** BEGIN Task input **

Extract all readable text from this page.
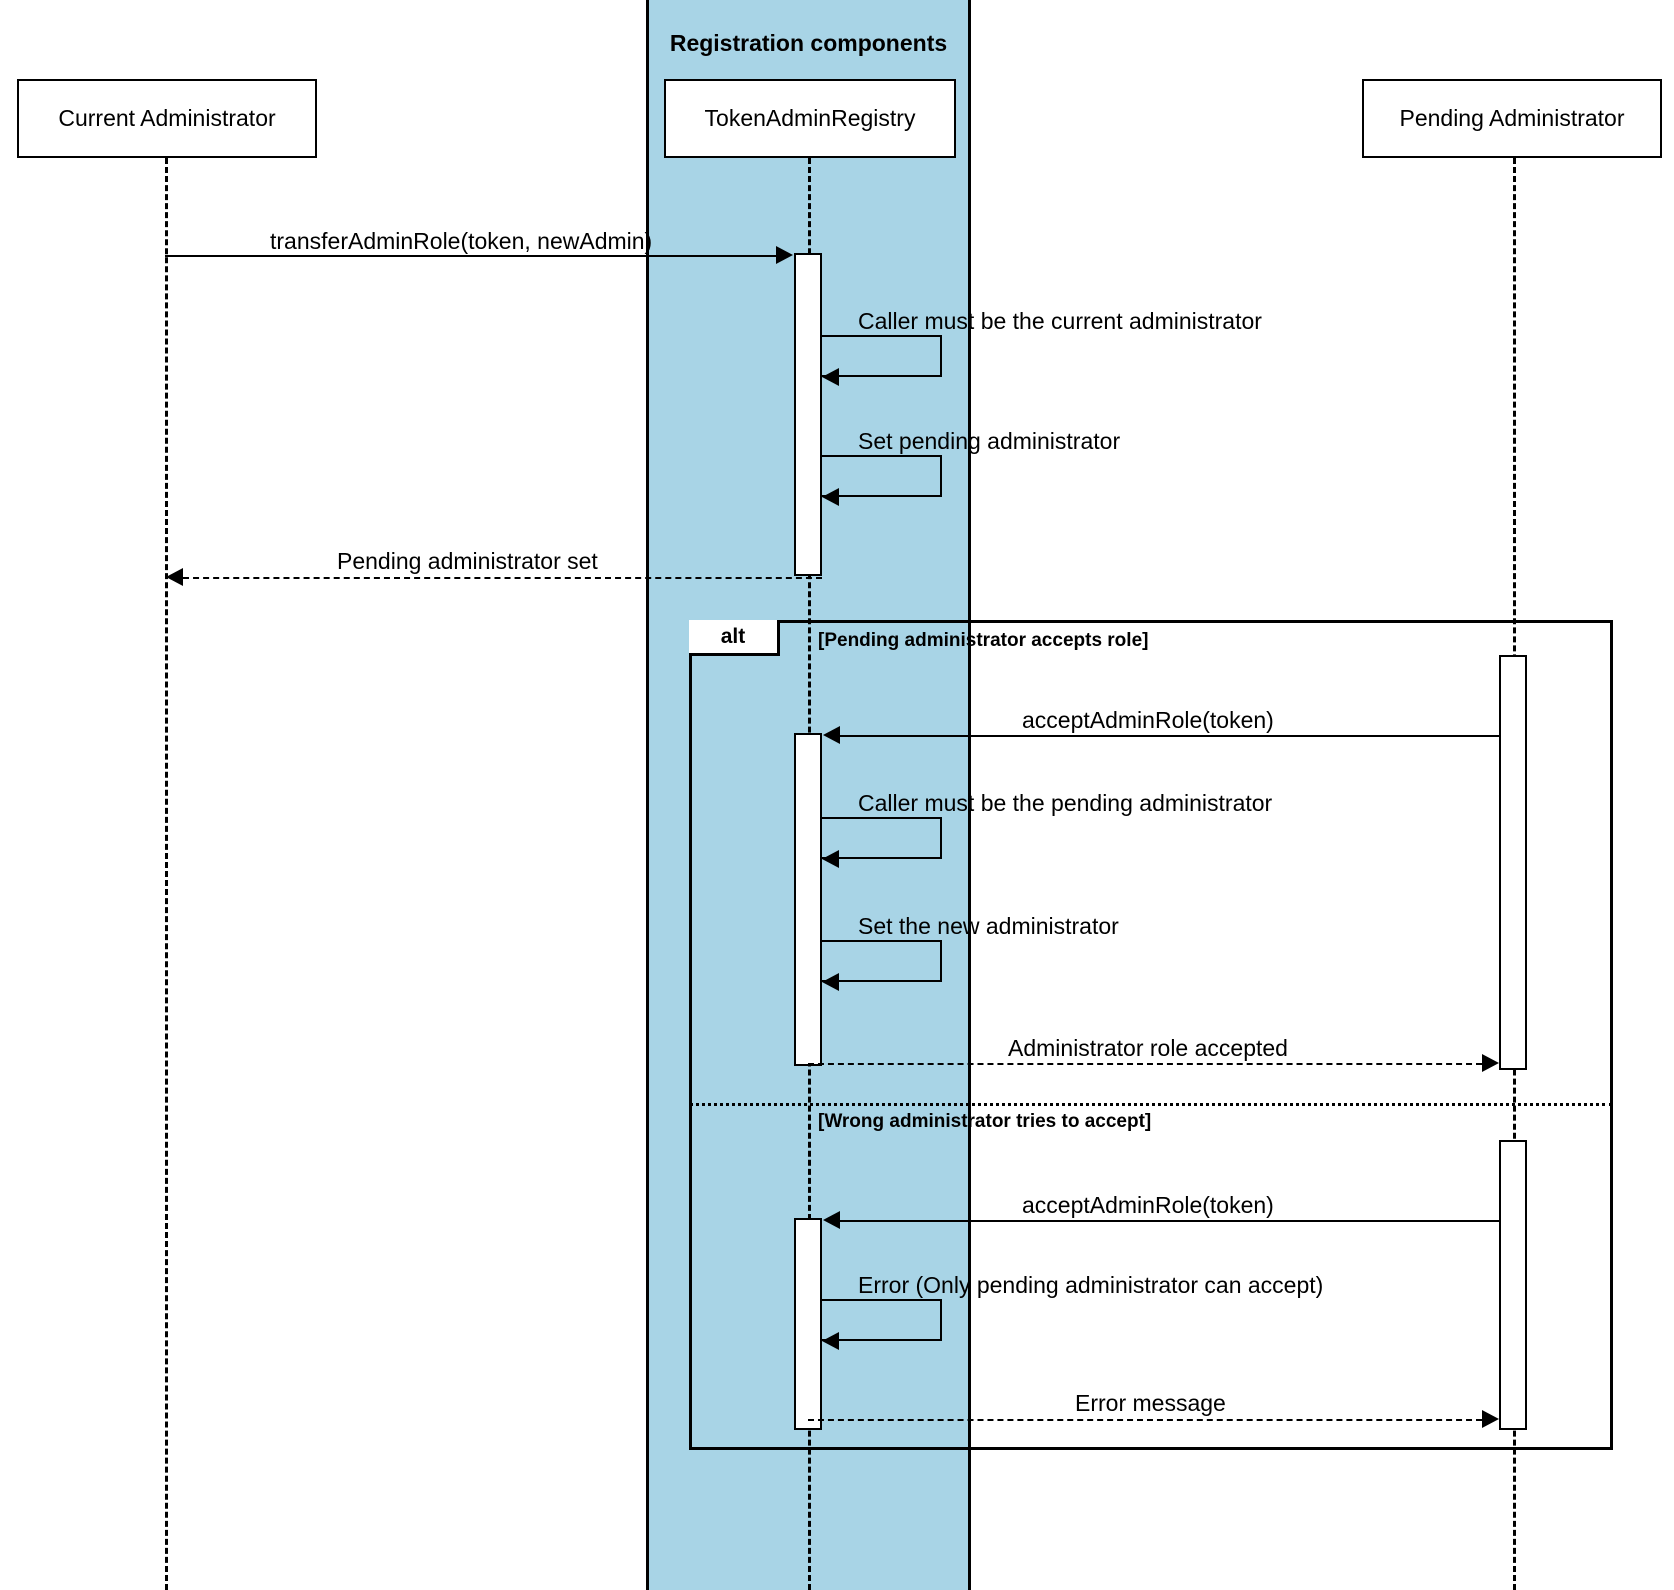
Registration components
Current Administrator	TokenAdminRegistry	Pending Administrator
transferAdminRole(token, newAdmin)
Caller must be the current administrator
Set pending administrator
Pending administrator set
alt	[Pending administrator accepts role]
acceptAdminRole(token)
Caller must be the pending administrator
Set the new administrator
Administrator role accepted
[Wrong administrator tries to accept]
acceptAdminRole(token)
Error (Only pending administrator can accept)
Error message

** END Task input **
** BEGIN Task input **

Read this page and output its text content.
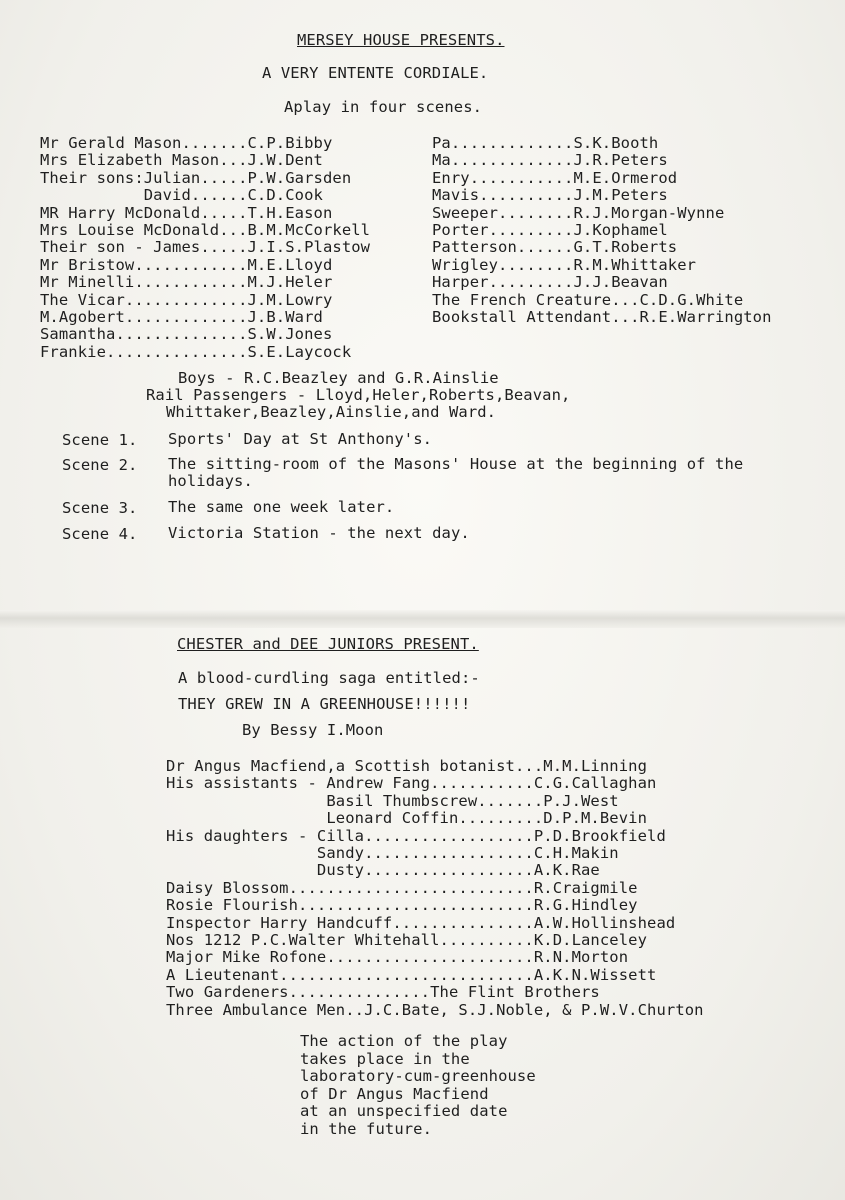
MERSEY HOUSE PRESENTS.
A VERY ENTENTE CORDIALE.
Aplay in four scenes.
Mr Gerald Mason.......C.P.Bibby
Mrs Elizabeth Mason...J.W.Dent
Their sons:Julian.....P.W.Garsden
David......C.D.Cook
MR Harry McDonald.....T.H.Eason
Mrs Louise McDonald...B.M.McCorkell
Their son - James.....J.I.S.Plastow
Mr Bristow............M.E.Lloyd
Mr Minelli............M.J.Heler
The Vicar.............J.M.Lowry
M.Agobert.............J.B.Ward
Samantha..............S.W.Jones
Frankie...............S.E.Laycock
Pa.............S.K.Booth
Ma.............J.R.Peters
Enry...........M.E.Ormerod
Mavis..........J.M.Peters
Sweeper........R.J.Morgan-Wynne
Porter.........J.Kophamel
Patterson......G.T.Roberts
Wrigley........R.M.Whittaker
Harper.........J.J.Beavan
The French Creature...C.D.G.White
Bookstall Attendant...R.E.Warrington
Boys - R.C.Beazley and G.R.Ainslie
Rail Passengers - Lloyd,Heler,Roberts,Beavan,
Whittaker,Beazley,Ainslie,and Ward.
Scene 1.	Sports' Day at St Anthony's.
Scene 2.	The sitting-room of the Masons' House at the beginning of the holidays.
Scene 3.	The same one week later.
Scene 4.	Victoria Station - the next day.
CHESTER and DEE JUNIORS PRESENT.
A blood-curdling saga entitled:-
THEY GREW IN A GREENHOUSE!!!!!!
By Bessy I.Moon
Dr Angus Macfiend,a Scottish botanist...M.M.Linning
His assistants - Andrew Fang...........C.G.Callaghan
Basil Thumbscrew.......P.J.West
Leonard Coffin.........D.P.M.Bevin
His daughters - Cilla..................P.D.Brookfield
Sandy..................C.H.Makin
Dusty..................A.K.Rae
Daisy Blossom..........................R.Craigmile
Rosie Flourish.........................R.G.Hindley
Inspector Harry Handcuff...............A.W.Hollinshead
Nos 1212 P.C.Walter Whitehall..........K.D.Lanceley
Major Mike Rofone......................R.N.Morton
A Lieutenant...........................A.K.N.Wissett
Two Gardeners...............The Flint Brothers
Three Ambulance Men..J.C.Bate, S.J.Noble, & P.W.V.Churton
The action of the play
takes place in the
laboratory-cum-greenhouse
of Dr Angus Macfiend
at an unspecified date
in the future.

** END Task input **
** BEGIN Task input **

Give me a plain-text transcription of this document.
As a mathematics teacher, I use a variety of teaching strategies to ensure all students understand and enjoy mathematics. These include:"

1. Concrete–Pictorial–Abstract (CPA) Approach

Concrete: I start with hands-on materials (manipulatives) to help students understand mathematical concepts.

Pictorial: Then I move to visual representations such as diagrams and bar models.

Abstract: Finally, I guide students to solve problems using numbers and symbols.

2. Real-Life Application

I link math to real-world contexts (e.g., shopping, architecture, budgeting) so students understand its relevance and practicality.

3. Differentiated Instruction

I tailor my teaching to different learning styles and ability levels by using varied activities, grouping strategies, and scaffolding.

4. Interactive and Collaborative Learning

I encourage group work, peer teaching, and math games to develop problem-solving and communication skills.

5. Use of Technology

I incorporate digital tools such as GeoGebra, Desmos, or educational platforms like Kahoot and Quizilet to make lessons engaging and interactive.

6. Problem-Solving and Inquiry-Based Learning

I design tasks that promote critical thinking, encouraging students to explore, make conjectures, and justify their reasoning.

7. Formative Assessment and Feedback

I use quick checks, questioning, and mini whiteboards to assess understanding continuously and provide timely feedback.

** END Task input **

Return every line above that contains the word "Error".

■ Correct response ■
Error (Only pending administrator can accept)
Error message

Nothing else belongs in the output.